(Dataset records on visual material)
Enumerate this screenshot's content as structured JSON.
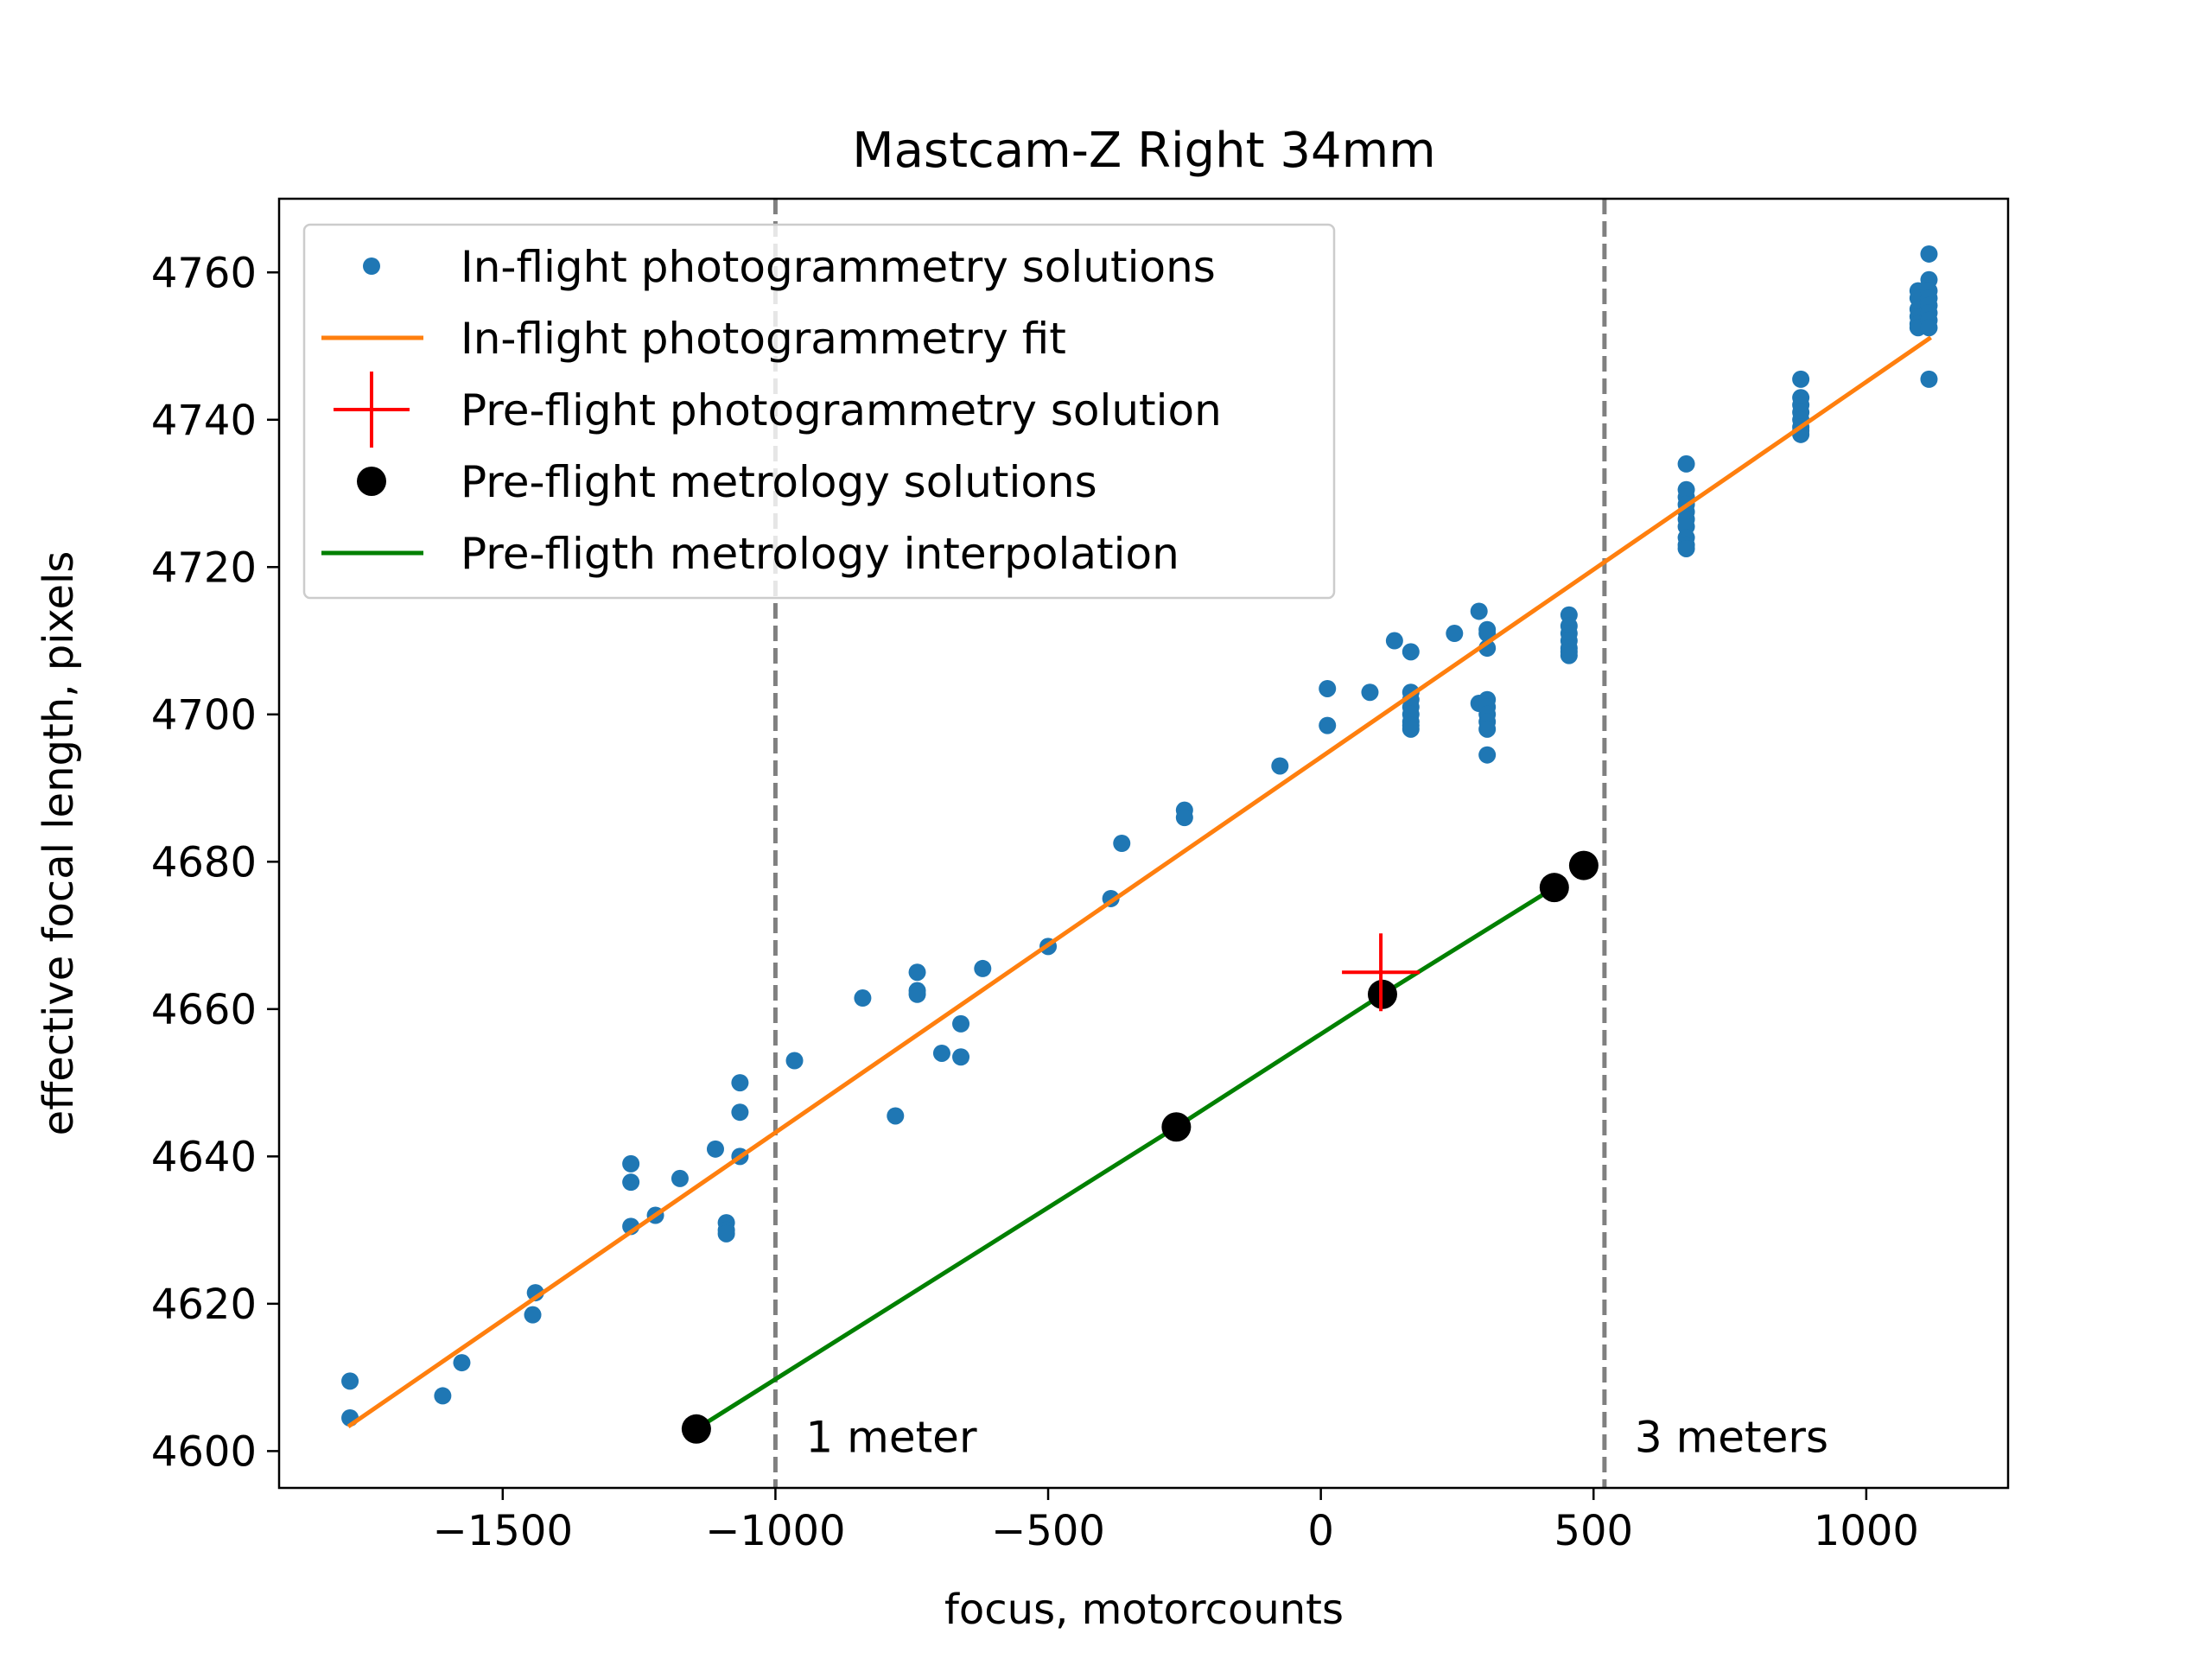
{
  "chart_data": {
    "type": "scatter",
    "title": "Mastcam-Z Right 34mm",
    "xlabel": "focus, motorcounts",
    "ylabel": "effective focal length, pixels",
    "xlim": [
      -1910,
      1260
    ],
    "ylim": [
      4595,
      4770
    ],
    "xticks": [
      -1500,
      -1000,
      -500,
      0,
      500,
      1000
    ],
    "xtick_labels": [
      "−1500",
      "−1000",
      "−500",
      "0",
      "500",
      "1000"
    ],
    "yticks": [
      4600,
      4620,
      4640,
      4660,
      4680,
      4700,
      4720,
      4740,
      4760
    ],
    "ytick_labels": [
      "4600",
      "4620",
      "4640",
      "4660",
      "4680",
      "4700",
      "4720",
      "4740",
      "4760"
    ],
    "grid": false,
    "legend_position": "upper-left",
    "series": [
      {
        "name": "In-flight photogrammetry solutions",
        "kind": "points",
        "color": "#1f77b4",
        "points": [
          [
            -1780,
            4609.5
          ],
          [
            -1780,
            4604.5
          ],
          [
            -1610,
            4607.5
          ],
          [
            -1575,
            4612
          ],
          [
            -1440,
            4621.5
          ],
          [
            -1445,
            4618.5
          ],
          [
            -1265,
            4639
          ],
          [
            -1265,
            4636.5
          ],
          [
            -1265,
            4630.5
          ],
          [
            -1220,
            4632
          ],
          [
            -1175,
            4637
          ],
          [
            -1110,
            4641
          ],
          [
            -1090,
            4631
          ],
          [
            -1090,
            4630
          ],
          [
            -1090,
            4629.5
          ],
          [
            -1065,
            4650
          ],
          [
            -1065,
            4646
          ],
          [
            -1065,
            4640
          ],
          [
            -965,
            4653
          ],
          [
            -840,
            4661.5
          ],
          [
            -780,
            4645.5
          ],
          [
            -740,
            4665
          ],
          [
            -740,
            4662.5
          ],
          [
            -740,
            4662
          ],
          [
            -695,
            4654
          ],
          [
            -660,
            4658
          ],
          [
            -660,
            4653.5
          ],
          [
            -620,
            4665.5
          ],
          [
            -500,
            4668.5
          ],
          [
            -385,
            4675
          ],
          [
            -365,
            4682.5
          ],
          [
            -250,
            4687
          ],
          [
            -250,
            4686
          ],
          [
            -75,
            4693
          ],
          [
            12,
            4703.5
          ],
          [
            12,
            4698.5
          ],
          [
            90,
            4703
          ],
          [
            135,
            4710
          ],
          [
            165,
            4708.5
          ],
          [
            165,
            4703
          ],
          [
            165,
            4702
          ],
          [
            165,
            4701
          ],
          [
            165,
            4700
          ],
          [
            165,
            4699
          ],
          [
            165,
            4698.5
          ],
          [
            165,
            4698
          ],
          [
            245,
            4711
          ],
          [
            290,
            4714
          ],
          [
            290,
            4701.5
          ],
          [
            305,
            4711.5
          ],
          [
            305,
            4711
          ],
          [
            305,
            4709
          ],
          [
            305,
            4702
          ],
          [
            305,
            4701
          ],
          [
            305,
            4700
          ],
          [
            305,
            4699
          ],
          [
            305,
            4698
          ],
          [
            305,
            4694.5
          ],
          [
            455,
            4713.5
          ],
          [
            455,
            4712
          ],
          [
            455,
            4711
          ],
          [
            455,
            4710
          ],
          [
            455,
            4709
          ],
          [
            455,
            4708.5
          ],
          [
            455,
            4708
          ],
          [
            670,
            4734
          ],
          [
            670,
            4730.5
          ],
          [
            670,
            4729.5
          ],
          [
            670,
            4728.5
          ],
          [
            670,
            4727.5
          ],
          [
            670,
            4726.5
          ],
          [
            670,
            4725.5
          ],
          [
            670,
            4724
          ],
          [
            670,
            4723
          ],
          [
            670,
            4722.5
          ],
          [
            880,
            4745.5
          ],
          [
            880,
            4743
          ],
          [
            880,
            4742
          ],
          [
            880,
            4741
          ],
          [
            880,
            4740
          ],
          [
            880,
            4739
          ],
          [
            880,
            4738.5
          ],
          [
            880,
            4738
          ],
          [
            1095,
            4757.5
          ],
          [
            1095,
            4756.5
          ],
          [
            1095,
            4755
          ],
          [
            1095,
            4754
          ],
          [
            1095,
            4753
          ],
          [
            1095,
            4752.5
          ],
          [
            1115,
            4762.5
          ],
          [
            1115,
            4759
          ],
          [
            1115,
            4757.5
          ],
          [
            1115,
            4756.5
          ],
          [
            1115,
            4755.5
          ],
          [
            1115,
            4754.5
          ],
          [
            1115,
            4753.5
          ],
          [
            1115,
            4752.5
          ],
          [
            1115,
            4745.5
          ]
        ]
      },
      {
        "name": "In-flight photogrammetry fit",
        "kind": "line",
        "color": "#ff7f0e",
        "points": [
          [
            -1780,
            4603.5
          ],
          [
            1115,
            4751
          ]
        ]
      },
      {
        "name": "Pre-flight photogrammetry solution",
        "kind": "plus",
        "color": "#ff0000",
        "points": [
          [
            110,
            4665
          ]
        ]
      },
      {
        "name": "Pre-flight metrology solutions",
        "kind": "big-points",
        "color": "#000000",
        "points": [
          [
            -1145,
            4603
          ],
          [
            -265,
            4644
          ],
          [
            113,
            4662
          ],
          [
            428,
            4676.5
          ],
          [
            482,
            4679.5
          ]
        ]
      },
      {
        "name": "Pre-fligth metrology interpolation",
        "kind": "line",
        "color": "#008000",
        "points": [
          [
            -1145,
            4603
          ],
          [
            -265,
            4644
          ],
          [
            113,
            4662
          ],
          [
            428,
            4676.5
          ]
        ]
      }
    ],
    "reference_lines": [
      {
        "x": -1000,
        "label": "1 meter",
        "label_y": 4602,
        "color": "#808080"
      },
      {
        "x": 520,
        "label": "3 meters",
        "label_y": 4602,
        "color": "#808080"
      }
    ]
  }
}
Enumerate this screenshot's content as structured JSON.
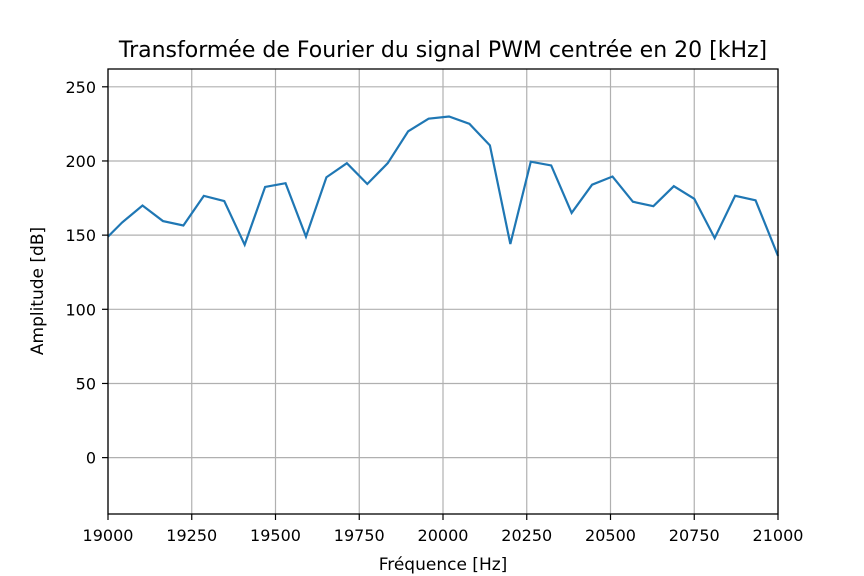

Directive => Filter out all lines lacking the word "flight" and copy the rest.

Correct result =>
        "name": "In-flight photogrammetry solutions",
        "name": "In-flight photogrammetry fit",
        "name": "Pre-flight photogrammetry solution",
        "name": "Pre-flight metrology solutions",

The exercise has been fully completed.